• **What is expected**
Which lines hold the word "DISTRIBUTOR"? Show each of them.

• **Exercise materials**
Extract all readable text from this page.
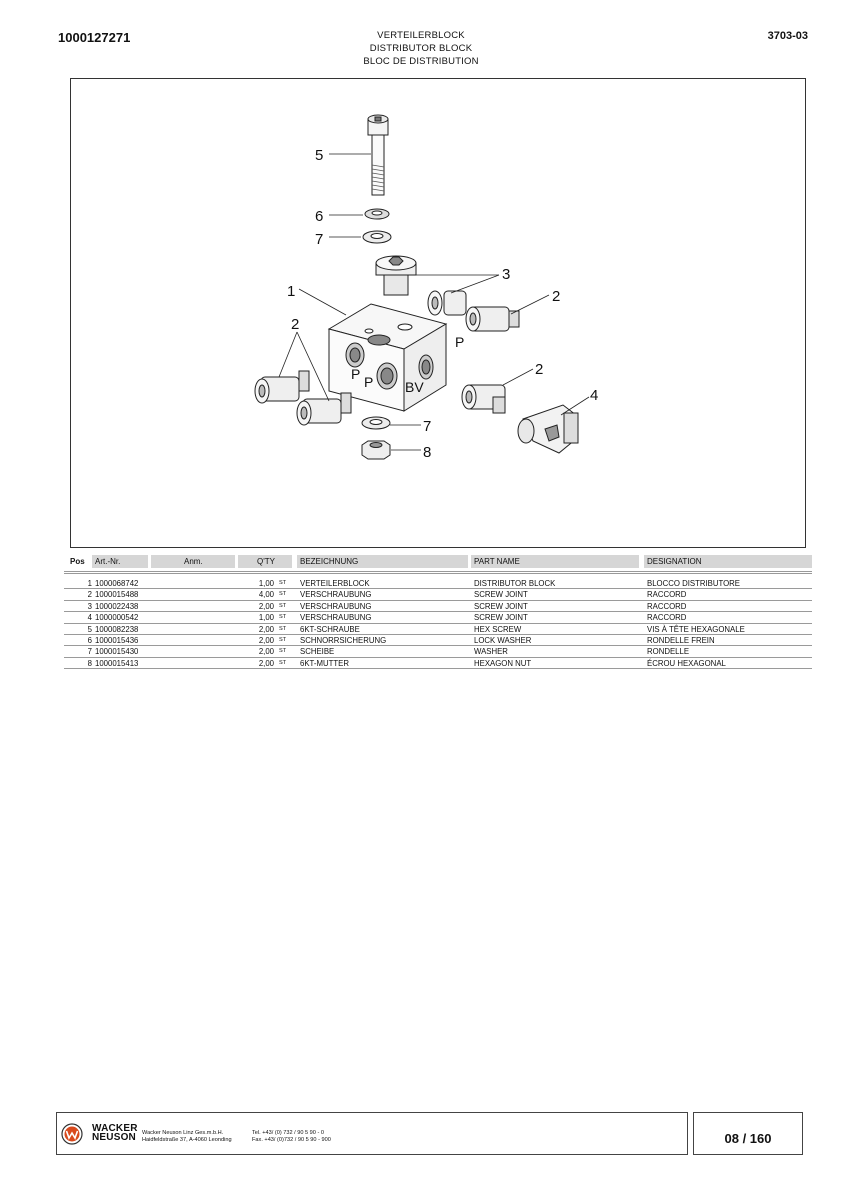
1000127271	VERTEILERBLOCK
DISTRIBUTOR BLOCK
BLOC DE DISTRIBUTION
3703-03
5
6
7
3
1	2
2
2
4
7
8
P
P P BV
Pos	Art.-Nr.	Anm.	Q'TY	BEZEICHNUNG	PART NAME	DESIGNATION
1 1000068742	1,00 ST VERTEILERBLOCK	DISTRIBUTOR BLOCK	BLOCCO DISTRIBUTORE
2 1000015488	4,00 ST VERSCHRAUBUNG	SCREW JOINT	RACCORD
3 1000022438	2,00 ST VERSCHRAUBUNG	SCREW JOINT	RACCORD
4 1000000542	1,00 ST VERSCHRAUBUNG	SCREW JOINT	RACCORD
5 1000082238	2,00 ST 6KT-SCHRAUBE	HEX SCREW	VIS À TÊTE HEXAGONALE
6 1000015436	2,00 ST SCHNORRSICHERUNG	LOCK WASHER	RONDELLE FREIN
7 1000015430	2,00 ST SCHEIBE	WASHER	RONDELLE
8 1000015413	2,00 ST 6KT-MUTTER	HEXAGON NUT	ÉCROU HEXAGONAL
WACKER
NEUSON Wacker Neuson Linz Ges.m.b.H.
Haidfeldstraße 37, A-4060 Leonding
Tel. +43/ (0) 732 / 90 5 90 - 0
Fax. +43/ (0)732 / 90 5 90 - 900	08 / 160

• **Written answer**
DISTRIBUTOR BLOCK
1 1000068742	1,00 ST VERTEILERBLOCK	DISTRIBUTOR BLOCK	BLOCCO DISTRIBUTORE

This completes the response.